■ Required task:
Search the listing for "write" and copy every line where it appears.

Collection entries:
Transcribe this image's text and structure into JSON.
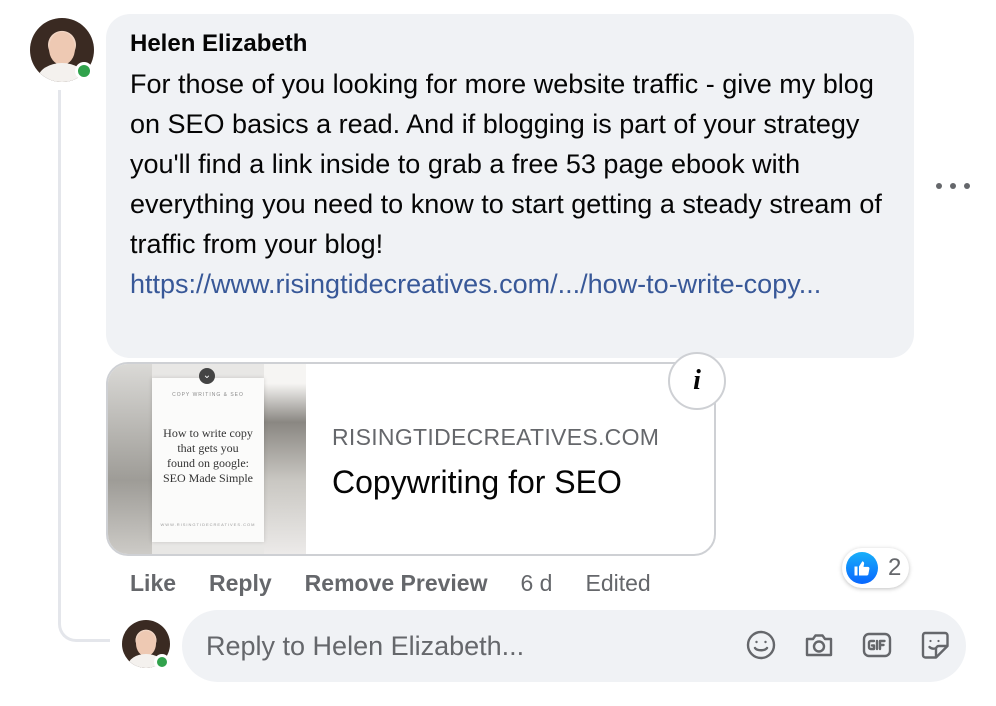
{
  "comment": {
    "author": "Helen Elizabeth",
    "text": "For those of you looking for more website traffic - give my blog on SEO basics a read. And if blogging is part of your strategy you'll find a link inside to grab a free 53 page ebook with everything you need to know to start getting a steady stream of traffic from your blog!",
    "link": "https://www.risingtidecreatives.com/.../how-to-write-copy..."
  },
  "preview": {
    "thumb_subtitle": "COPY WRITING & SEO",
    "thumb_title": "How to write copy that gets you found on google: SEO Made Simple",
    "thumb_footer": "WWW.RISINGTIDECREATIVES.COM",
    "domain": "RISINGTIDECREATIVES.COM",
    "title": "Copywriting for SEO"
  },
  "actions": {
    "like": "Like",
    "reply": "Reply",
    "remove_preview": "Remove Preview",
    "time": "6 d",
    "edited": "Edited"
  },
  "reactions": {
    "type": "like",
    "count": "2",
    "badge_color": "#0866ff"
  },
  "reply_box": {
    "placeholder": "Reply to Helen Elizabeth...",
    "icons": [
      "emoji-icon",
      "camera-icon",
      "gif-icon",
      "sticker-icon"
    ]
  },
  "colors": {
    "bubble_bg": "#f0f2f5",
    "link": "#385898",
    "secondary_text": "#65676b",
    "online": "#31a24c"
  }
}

■ Full output:
    "link": "https://www.risingtidecreatives.com/.../how-to-write-copy..."
    "thumb_title": "How to write copy that gets you found on google: SEO Made Simple",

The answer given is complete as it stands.